# Sweetbreads



## cape chef (Jul 31, 2000)

I sold a lot of sweetbreads tonight, I made large open face ravioli with sauteed sweetbreads,buttered salsify and porcini mushrooms with a little buerre noisette and fried sage. It went over well,made me think
Does anyone still prepare sweetbreads? and if yes in what way?
cc


----------



## cape chef (Jul 31, 2000)

chrose that sounds tasty!!What did you serve with it?
cc


----------



## cape chef (Jul 31, 2000)

Just a fyi, Some of you might not be aware what sweet breads are. I no I did not no when I first started in the business.
They are the Thyroid gland of the calf.

[Element and region data]
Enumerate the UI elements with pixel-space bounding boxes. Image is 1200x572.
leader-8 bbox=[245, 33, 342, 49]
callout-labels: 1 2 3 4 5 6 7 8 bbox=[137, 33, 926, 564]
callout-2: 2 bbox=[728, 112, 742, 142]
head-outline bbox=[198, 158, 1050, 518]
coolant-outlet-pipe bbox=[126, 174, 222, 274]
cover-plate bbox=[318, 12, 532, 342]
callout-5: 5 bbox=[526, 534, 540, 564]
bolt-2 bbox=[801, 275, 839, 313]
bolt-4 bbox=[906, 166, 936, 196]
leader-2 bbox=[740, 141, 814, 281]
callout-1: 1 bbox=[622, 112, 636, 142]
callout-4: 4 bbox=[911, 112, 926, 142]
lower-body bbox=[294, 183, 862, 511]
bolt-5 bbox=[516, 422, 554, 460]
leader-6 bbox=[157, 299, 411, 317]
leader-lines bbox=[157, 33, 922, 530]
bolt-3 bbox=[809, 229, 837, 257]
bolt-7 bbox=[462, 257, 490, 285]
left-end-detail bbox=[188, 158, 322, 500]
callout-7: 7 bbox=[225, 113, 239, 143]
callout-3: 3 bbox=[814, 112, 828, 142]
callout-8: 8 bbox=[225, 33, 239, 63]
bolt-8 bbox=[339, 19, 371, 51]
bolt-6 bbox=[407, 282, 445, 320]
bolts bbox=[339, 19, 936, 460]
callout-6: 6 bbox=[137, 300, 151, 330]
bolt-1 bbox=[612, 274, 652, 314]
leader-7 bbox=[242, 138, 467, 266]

> **Challenges**:
- 1) In the sweetbreads thread, list each component of the dish described in the first post, using the post's own wording.
- 2) Return every line of the entries that contains the string "leader", matching case exactly.
The forum thread and the entries come from unrelated sources.

> **Worked solutions**:
- 1)
open face ravioli
sauteed sweetbreads
buttered salsify
porcini mushrooms
a little buerre noisette
fried sage

- 2)
leader-8 bbox=[245, 33, 342, 49]
leader-2 bbox=[740, 141, 814, 281]
leader-6 bbox=[157, 299, 411, 317]
leader-lines bbox=[157, 33, 922, 530]
leader-7 bbox=[242, 138, 467, 266]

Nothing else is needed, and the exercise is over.